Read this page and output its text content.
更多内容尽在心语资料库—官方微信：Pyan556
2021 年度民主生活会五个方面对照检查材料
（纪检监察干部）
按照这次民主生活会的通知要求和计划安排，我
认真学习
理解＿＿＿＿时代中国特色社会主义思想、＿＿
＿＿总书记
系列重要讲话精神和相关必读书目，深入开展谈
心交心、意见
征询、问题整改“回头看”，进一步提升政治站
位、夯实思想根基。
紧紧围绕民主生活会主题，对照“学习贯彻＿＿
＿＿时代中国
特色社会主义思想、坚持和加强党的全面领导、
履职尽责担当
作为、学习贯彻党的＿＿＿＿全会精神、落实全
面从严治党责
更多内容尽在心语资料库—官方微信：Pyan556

= = = =

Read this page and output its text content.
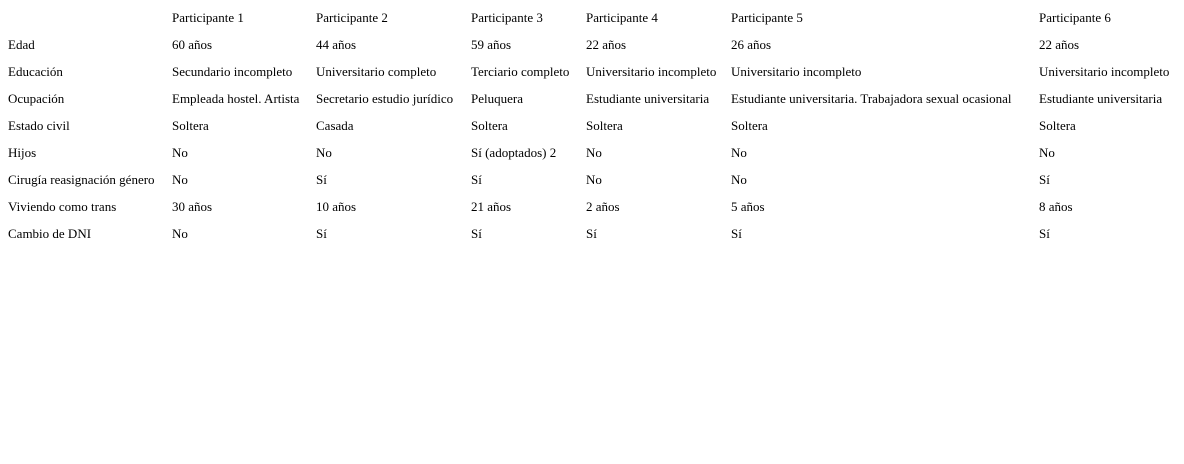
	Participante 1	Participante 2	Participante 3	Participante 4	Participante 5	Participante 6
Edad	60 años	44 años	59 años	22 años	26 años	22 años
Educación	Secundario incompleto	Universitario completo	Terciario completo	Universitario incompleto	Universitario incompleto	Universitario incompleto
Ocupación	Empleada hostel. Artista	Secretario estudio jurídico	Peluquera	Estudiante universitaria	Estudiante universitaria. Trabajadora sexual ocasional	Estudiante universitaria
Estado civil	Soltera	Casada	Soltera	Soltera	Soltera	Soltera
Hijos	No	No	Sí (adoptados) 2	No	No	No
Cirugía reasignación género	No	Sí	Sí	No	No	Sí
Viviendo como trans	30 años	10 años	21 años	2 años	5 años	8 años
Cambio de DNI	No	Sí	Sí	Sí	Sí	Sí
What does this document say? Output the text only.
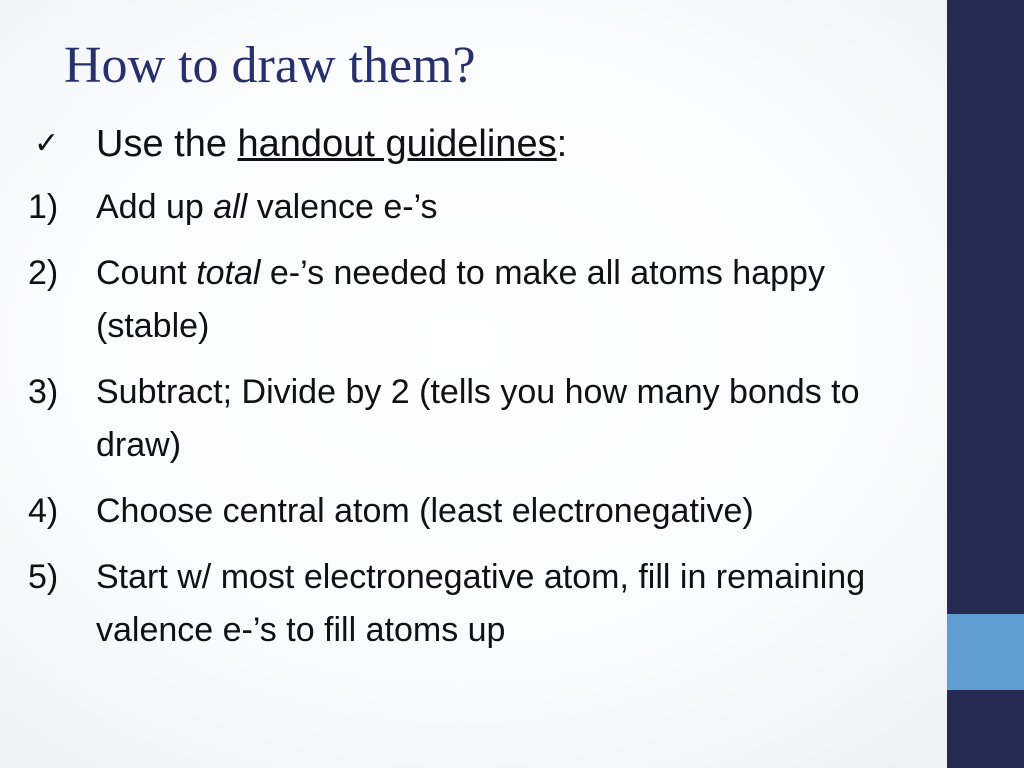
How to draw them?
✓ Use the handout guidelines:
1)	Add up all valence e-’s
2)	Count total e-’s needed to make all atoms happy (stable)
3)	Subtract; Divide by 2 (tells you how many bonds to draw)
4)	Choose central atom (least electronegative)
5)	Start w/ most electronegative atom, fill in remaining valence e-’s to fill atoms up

= = = =

## Exercise objective
Pull out every line of the entries that includes the word "atoms".

## Output below
2)	Count total e-’s needed to make all atoms happy (stable)
5)	Start w/ most electronegative atom, fill in remaining valence e-’s to fill atoms up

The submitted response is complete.